Problem = In the entries below, how many lines hold the string "DIRT"? Give only the number.

════════════════════

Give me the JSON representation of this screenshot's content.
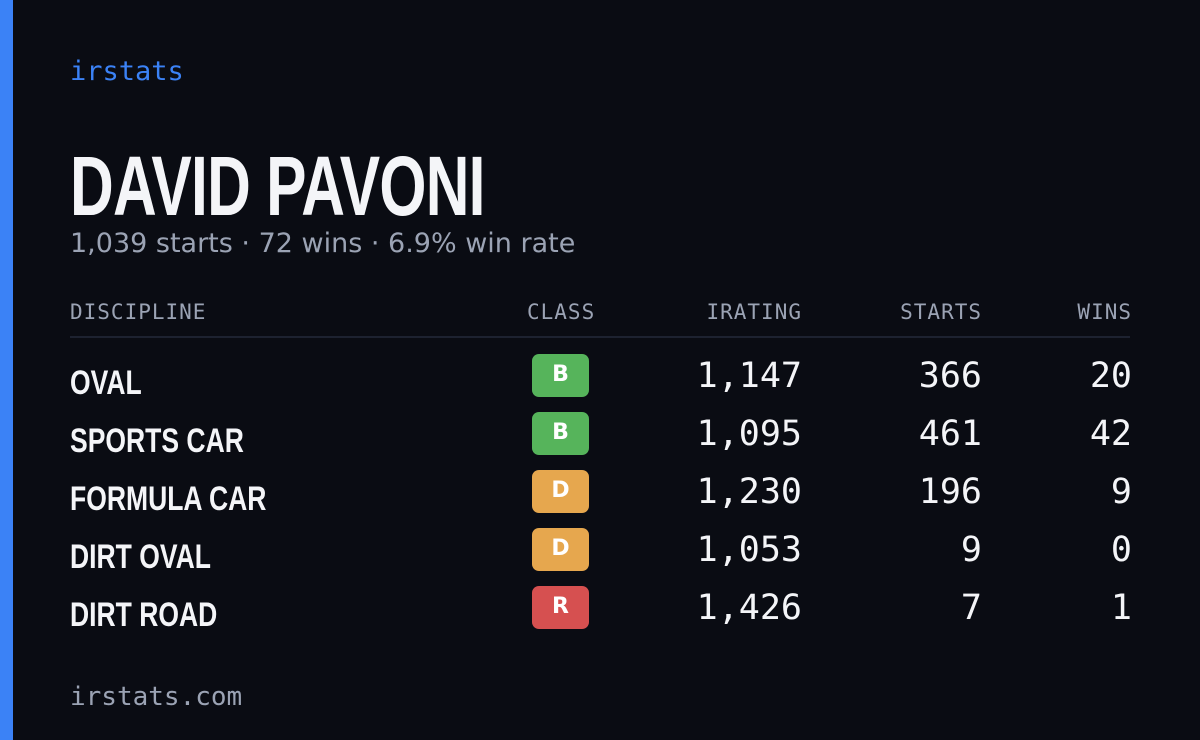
{
  "brand": "irstats",
  "driver": {
    "name": "DAVID PAVONI",
    "summary": "1,039 starts · 72 wins · 6.9% win rate"
  },
  "table": {
    "headers": [
      "DISCIPLINE",
      "CLASS",
      "IRATING",
      "STARTS",
      "WINS"
    ],
    "rows": [
      {
        "discipline": "OVAL",
        "class": "B",
        "class_color": "#56b45b",
        "irating": "1,147",
        "starts": "366",
        "wins": "20"
      },
      {
        "discipline": "SPORTS CAR",
        "class": "B",
        "class_color": "#56b45b",
        "irating": "1,095",
        "starts": "461",
        "wins": "42"
      },
      {
        "discipline": "FORMULA CAR",
        "class": "D",
        "class_color": "#e6a74e",
        "irating": "1,230",
        "starts": "196",
        "wins": "9"
      },
      {
        "discipline": "DIRT OVAL",
        "class": "D",
        "class_color": "#e6a74e",
        "irating": "1,053",
        "starts": "9",
        "wins": "0"
      },
      {
        "discipline": "DIRT ROAD",
        "class": "R",
        "class_color": "#d65050",
        "irating": "1,426",
        "starts": "7",
        "wins": "1"
      }
    ]
  },
  "footer": "irstats.com"
}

════════════════════

Final answer = 2